(Entries taken from a collection)
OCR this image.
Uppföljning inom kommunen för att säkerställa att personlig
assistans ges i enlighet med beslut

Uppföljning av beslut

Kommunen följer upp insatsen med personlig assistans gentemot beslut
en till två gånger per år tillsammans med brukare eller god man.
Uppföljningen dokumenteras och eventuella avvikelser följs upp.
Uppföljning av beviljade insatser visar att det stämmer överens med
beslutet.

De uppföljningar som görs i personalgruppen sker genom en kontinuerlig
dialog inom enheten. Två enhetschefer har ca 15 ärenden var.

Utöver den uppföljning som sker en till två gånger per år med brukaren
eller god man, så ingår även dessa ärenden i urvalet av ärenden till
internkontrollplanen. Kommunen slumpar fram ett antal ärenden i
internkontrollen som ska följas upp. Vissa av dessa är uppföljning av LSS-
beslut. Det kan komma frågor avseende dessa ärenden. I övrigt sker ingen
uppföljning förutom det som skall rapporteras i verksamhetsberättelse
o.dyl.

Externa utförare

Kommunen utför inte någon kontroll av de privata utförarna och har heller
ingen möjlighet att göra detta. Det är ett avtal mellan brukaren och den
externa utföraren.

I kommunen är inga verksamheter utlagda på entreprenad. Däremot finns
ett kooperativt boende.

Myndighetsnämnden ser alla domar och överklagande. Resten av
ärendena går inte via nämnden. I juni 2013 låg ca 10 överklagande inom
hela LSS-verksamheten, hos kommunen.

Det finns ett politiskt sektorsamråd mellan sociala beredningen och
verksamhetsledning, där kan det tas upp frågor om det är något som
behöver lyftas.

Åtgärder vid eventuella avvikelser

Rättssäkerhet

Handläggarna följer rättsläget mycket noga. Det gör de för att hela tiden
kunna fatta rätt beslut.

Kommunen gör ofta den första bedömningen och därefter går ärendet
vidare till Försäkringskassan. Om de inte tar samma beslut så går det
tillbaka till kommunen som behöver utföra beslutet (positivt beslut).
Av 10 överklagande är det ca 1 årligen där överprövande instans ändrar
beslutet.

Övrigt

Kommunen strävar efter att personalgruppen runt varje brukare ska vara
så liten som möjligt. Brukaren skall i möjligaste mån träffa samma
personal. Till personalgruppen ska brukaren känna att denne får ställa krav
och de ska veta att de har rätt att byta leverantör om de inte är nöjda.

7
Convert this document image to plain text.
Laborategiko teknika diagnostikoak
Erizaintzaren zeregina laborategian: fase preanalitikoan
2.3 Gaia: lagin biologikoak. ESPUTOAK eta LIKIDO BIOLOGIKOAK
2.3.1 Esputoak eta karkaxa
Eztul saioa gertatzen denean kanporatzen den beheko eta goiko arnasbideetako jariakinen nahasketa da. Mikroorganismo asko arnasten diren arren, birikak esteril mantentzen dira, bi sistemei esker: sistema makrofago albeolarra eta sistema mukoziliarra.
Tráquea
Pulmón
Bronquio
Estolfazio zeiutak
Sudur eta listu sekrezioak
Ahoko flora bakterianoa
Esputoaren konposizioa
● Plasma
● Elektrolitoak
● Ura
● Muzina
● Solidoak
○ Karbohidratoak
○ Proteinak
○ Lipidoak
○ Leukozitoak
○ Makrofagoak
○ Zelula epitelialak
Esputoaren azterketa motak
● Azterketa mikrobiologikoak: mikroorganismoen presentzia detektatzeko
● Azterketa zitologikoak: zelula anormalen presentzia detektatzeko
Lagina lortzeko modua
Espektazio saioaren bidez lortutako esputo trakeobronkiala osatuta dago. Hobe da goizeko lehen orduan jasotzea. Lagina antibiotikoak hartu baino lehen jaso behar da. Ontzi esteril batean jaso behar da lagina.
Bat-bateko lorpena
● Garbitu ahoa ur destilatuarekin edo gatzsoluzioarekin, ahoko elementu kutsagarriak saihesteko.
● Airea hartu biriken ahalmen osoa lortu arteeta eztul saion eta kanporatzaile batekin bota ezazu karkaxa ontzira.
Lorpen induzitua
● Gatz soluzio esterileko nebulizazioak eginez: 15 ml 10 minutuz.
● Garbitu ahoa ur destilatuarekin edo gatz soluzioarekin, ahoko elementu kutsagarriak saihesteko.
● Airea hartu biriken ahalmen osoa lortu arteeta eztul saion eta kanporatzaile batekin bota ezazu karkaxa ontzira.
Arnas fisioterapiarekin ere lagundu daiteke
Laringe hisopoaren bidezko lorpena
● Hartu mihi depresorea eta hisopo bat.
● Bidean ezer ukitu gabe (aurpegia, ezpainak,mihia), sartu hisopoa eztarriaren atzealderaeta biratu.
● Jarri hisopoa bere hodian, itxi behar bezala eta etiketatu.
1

Your assignment.
Where does the word "mellan" appear in the records above? Return every line that holds it.

Response to this task.
ingen möjlighet att göra detta. Det är ett avtal mellan brukaren och den
Det finns ett politiskt sektorsamråd mellan sociala beredningen och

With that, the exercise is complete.